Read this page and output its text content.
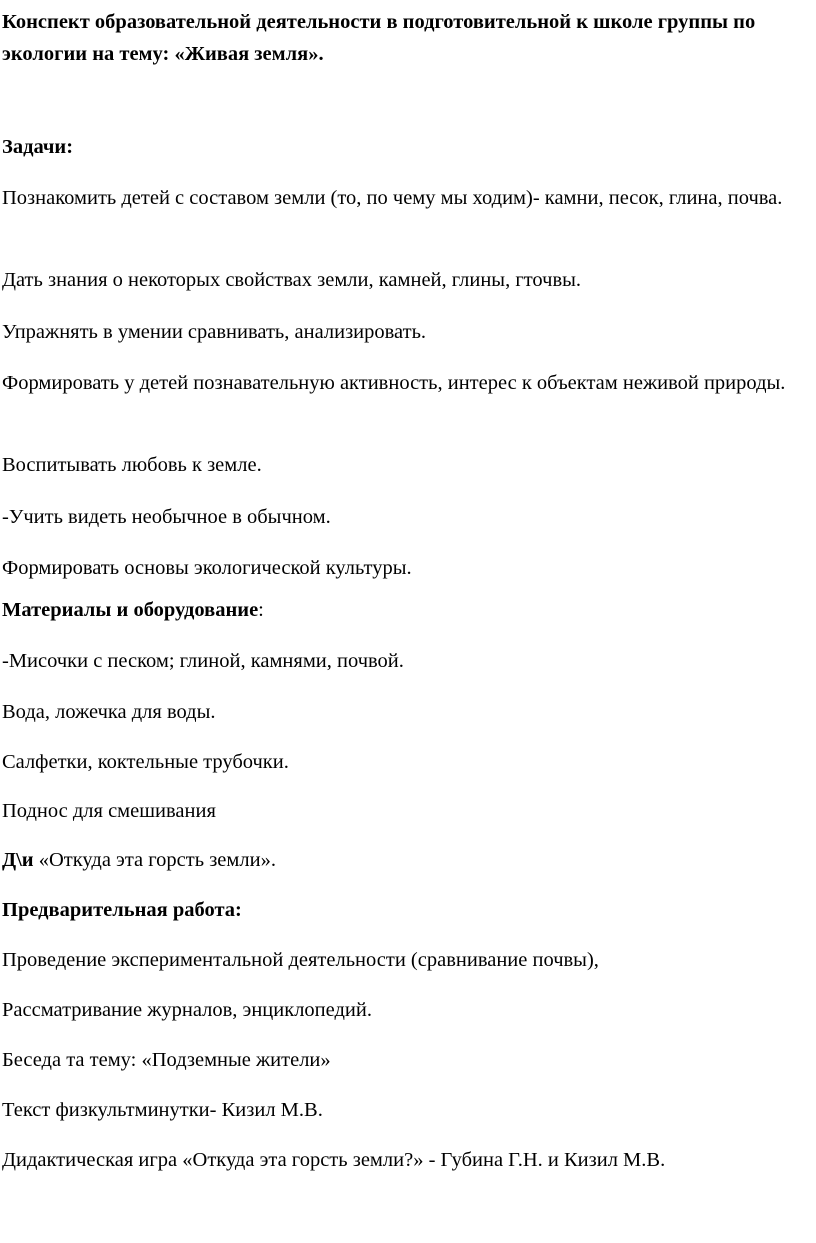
Конспект образовательной деятельности в подготовительной к школе группы по экологии на тему: «Живая земля».

Задачи:

Познакомить детей с составом земли (то, по чему мы ходим)- камни, песок, глина, почва.

Дать знания о некоторых свойствах земли, камней, глины, гточвы.

Упражнять в умении сравнивать, анализировать.

Формировать у детей познавательную активность, интерес к объектам неживой природы.

Воспитывать любовь к земле.

-Учить видеть необычное в обычном.

Формировать основы экологической культуры.

Материалы и оборудование:

-Мисочки с песком; глиной, камнями, почвой.

Вода, ложечка для воды.

Салфетки, коктельные трубочки.

Поднос для смешивания

Д\и «Откуда эта горсть земли».

Предварительная работа:

Проведение экспериментальной деятельности (сравнивание почвы),

Рассматривание журналов, энциклопедий.

Беседа та тему: «Подземные жители»

Текст физкультминутки- Кизил М.В.

Дидактическая игра «Откуда эта горсть земли?» - Губина Г.Н. и Кизил М.В.
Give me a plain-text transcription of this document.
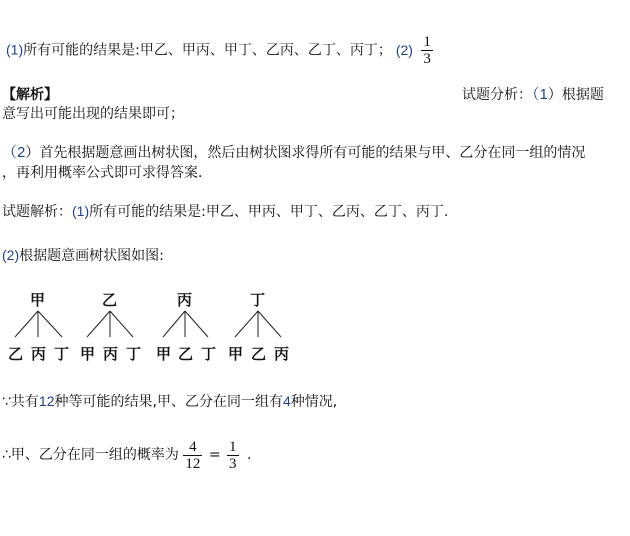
(1)所有可能的结果是:甲乙、甲丙、甲丁、乙丙、乙丁、丙丁； $(2) \frac{1}{3}$
【解析】	试题分析：（1）根据题
意写出可能出现的结果即可；
（2）首先根据题意画出树状图，然后由树状图求得所有可能的结果与甲、乙分在同一组的情况
，再利用概率公式即可求得答案．
试题解析：(1)所有可能的结果是:甲乙、甲丙、甲丁、乙丙、乙丁、丙丁.
(2)根据题意画树状图如图:
甲
乙 丙 丁
乙
甲 丙 丁
丙
甲 乙 丁
丁
甲 乙 丙
∵共有12种等可能的结果,甲、乙分在同一组有4种情况,
∴甲、乙分在同一组的概率为 $\frac{4}{12} = \frac{1}{3}$ .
----------
— Set exercise —
Starting at the line that holds "Give me a plain-text", copy each line exactly through the end of the listing, both ends included. Leave the pictures out.

— Exercise result —
Give me a plain-text transcription of this document.
(1)所有可能的结果是:甲乙、甲丙、甲丁、乙丙、乙丁、丙丁； $(2) \frac{1}{3}$
【解析】	试题分析：（1）根据题
意写出可能出现的结果即可；
（2）首先根据题意画出树状图，然后由树状图求得所有可能的结果与甲、乙分在同一组的情况
，再利用概率公式即可求得答案．
试题解析：(1)所有可能的结果是:甲乙、甲丙、甲丁、乙丙、乙丁、丙丁.
(2)根据题意画树状图如图:
甲
乙 丙 丁
乙
甲 丙 丁
丙
甲 乙 丁
丁
甲 乙 丙
∵共有12种等可能的结果,甲、乙分在同一组有4种情况,
∴甲、乙分在同一组的概率为 $\frac{4}{12} = \frac{1}{3}$ .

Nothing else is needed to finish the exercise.